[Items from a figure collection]
──────────────────────────────

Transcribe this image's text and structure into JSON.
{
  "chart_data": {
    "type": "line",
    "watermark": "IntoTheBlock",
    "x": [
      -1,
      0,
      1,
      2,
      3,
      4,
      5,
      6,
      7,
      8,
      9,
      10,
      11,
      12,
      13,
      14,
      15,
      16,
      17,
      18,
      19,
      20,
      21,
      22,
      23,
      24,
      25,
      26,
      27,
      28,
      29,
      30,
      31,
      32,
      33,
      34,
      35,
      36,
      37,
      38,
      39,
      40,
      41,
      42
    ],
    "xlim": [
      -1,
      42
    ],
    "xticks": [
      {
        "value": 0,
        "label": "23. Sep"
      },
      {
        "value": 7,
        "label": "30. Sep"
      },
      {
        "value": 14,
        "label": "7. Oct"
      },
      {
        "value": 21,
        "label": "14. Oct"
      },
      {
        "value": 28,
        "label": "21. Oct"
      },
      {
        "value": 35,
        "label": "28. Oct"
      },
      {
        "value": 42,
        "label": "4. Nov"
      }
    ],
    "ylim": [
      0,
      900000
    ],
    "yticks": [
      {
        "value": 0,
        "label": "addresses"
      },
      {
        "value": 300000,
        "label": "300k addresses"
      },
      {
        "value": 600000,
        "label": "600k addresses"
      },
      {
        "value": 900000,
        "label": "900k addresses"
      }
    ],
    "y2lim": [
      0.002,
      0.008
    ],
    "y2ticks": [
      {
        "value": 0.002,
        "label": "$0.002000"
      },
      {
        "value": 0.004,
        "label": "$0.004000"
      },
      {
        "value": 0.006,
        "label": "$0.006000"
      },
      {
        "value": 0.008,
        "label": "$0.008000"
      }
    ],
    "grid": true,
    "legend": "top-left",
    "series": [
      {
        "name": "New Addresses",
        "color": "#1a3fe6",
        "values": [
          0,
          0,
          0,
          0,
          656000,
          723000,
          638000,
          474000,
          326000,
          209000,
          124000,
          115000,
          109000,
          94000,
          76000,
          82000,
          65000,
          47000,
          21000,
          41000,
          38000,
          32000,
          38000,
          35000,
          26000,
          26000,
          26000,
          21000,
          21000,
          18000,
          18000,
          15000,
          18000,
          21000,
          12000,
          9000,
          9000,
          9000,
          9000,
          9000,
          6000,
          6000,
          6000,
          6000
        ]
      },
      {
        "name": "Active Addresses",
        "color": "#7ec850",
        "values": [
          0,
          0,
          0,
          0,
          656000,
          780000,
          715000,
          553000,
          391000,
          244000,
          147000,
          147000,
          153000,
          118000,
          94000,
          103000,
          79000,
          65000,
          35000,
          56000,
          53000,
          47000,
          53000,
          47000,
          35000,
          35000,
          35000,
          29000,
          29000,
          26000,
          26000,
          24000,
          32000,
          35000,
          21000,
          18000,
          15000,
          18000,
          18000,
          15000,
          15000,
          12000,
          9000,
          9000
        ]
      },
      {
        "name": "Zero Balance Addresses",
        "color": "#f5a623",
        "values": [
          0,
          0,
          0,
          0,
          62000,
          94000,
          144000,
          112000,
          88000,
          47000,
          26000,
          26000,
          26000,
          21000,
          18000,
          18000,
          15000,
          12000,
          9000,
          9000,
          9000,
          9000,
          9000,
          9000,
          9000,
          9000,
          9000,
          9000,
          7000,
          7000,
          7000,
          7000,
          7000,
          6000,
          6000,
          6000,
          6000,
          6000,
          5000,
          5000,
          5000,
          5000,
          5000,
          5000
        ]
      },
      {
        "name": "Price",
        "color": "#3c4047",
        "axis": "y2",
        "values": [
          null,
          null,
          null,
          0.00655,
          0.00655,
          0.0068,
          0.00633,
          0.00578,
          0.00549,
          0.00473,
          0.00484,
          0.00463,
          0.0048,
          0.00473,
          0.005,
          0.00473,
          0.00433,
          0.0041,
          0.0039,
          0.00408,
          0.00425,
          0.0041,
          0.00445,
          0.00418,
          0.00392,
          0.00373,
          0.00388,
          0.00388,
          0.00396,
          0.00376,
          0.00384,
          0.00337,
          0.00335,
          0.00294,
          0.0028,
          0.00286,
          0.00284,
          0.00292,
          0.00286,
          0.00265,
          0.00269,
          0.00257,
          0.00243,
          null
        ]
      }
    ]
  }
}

──────────────────────────────

▶ _Exercise aim_
Take every line above carrying "color" and return it.

▶ _Solution for this task_
        "color": "#1a3fe6",
        "color": "#7ec850",
        "color": "#f5a623",
        "color": "#3c4047",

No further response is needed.